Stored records
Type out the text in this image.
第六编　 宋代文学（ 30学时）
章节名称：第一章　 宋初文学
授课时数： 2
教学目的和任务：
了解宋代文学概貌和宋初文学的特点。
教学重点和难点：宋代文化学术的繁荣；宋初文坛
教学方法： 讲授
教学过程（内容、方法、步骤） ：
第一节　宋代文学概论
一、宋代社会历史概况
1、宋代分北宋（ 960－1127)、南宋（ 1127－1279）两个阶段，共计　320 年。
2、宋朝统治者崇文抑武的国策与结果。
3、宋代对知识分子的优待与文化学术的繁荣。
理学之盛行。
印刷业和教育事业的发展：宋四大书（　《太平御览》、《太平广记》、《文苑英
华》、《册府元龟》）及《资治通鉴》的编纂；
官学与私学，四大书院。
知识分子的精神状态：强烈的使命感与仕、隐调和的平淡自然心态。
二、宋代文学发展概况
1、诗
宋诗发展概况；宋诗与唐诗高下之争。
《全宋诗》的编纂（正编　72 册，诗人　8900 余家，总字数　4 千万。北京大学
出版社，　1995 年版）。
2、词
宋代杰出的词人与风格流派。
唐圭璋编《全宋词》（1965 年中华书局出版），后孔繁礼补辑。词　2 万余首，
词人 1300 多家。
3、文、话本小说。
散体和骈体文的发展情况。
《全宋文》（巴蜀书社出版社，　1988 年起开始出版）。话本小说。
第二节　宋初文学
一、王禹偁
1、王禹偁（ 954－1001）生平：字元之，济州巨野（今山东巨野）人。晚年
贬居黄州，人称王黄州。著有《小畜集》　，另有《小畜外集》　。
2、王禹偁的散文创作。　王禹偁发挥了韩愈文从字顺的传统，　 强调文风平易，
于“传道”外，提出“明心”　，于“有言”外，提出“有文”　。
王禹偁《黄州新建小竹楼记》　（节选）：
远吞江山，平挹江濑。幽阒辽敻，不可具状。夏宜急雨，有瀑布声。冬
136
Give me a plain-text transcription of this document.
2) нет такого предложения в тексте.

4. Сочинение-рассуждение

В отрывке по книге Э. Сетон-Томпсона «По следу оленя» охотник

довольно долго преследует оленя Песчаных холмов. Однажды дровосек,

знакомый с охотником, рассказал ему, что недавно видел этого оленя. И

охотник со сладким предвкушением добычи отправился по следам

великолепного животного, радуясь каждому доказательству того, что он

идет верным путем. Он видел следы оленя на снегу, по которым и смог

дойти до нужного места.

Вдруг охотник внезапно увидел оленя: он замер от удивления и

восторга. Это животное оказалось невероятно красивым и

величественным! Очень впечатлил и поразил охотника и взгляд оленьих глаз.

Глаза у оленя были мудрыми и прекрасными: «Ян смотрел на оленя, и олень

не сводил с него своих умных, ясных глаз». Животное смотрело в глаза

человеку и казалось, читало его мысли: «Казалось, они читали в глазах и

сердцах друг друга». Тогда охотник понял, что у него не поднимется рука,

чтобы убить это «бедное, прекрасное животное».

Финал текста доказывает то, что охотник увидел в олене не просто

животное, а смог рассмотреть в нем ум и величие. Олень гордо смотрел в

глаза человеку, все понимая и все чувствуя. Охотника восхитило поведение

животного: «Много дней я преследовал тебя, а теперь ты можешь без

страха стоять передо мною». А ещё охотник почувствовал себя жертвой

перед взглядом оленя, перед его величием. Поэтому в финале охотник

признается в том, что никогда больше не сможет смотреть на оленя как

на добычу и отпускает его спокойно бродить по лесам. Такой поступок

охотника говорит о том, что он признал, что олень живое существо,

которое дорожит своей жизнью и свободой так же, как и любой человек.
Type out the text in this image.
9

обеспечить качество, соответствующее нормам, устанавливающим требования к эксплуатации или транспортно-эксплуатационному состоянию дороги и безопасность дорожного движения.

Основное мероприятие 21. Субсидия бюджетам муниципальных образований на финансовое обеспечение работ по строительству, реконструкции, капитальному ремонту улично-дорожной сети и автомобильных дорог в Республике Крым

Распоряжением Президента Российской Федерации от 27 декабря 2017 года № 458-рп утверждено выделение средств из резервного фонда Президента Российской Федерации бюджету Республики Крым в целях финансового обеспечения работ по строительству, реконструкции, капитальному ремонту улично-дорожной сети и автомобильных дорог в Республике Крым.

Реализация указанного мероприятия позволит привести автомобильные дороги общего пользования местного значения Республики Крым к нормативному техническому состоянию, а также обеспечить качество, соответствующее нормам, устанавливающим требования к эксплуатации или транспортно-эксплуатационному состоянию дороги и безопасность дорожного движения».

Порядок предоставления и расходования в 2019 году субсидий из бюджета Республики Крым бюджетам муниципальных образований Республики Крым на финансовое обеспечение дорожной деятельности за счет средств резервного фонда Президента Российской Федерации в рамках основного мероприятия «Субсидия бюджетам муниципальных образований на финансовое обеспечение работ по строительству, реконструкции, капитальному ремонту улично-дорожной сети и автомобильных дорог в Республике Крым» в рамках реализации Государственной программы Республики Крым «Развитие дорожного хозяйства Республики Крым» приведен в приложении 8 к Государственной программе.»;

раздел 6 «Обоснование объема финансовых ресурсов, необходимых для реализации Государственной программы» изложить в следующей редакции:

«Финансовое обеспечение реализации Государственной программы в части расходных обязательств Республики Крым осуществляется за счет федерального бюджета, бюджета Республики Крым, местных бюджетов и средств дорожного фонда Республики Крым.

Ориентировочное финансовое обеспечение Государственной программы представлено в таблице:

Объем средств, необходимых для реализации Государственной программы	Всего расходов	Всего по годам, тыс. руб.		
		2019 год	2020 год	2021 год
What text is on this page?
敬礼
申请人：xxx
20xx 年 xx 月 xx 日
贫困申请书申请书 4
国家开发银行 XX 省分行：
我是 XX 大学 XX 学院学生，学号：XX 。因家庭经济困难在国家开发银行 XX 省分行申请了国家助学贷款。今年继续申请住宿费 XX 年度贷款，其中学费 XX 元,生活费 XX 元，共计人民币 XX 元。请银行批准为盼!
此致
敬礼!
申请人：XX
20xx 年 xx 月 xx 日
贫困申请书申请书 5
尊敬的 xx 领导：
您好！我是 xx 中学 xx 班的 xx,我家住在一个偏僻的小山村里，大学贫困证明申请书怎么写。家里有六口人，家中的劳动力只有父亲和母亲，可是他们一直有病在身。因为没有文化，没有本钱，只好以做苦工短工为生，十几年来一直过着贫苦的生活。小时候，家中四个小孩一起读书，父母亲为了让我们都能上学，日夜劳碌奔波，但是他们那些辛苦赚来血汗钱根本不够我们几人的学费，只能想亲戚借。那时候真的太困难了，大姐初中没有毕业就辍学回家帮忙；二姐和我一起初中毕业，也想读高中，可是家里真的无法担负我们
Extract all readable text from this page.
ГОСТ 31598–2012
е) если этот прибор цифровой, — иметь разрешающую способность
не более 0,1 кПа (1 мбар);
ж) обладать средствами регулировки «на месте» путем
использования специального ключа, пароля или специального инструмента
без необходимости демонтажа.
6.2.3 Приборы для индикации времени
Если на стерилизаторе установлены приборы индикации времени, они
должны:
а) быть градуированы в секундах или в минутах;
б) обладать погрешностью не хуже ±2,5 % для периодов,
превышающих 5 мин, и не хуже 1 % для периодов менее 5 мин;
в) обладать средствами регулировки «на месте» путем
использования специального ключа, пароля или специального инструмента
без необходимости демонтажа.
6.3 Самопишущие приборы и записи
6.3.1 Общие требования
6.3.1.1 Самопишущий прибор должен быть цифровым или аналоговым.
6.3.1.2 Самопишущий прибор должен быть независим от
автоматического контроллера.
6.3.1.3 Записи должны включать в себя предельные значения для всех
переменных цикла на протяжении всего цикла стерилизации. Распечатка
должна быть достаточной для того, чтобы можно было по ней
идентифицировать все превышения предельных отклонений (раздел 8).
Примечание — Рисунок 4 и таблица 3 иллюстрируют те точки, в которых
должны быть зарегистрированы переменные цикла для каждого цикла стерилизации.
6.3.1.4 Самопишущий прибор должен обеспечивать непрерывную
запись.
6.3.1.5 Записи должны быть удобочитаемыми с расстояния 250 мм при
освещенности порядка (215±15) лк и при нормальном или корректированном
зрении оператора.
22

**Exercise task**.
Copy and report every line where the word "движения" is present.

**Right answer**.
обеспечить качество, соответствующее нормам, устанавливающим требования к эксплуатации или транспортно-эксплуатационному состоянию дороги и безопасность дорожного движения.
Реализация указанного мероприятия позволит привести автомобильные дороги общего пользования местного значения Республики Крым к нормативному техническому состоянию, а также обеспечить качество, соответствующее нормам, устанавливающим требования к эксплуатации или транспортно-эксплуатационному состоянию дороги и безопасность дорожного движения».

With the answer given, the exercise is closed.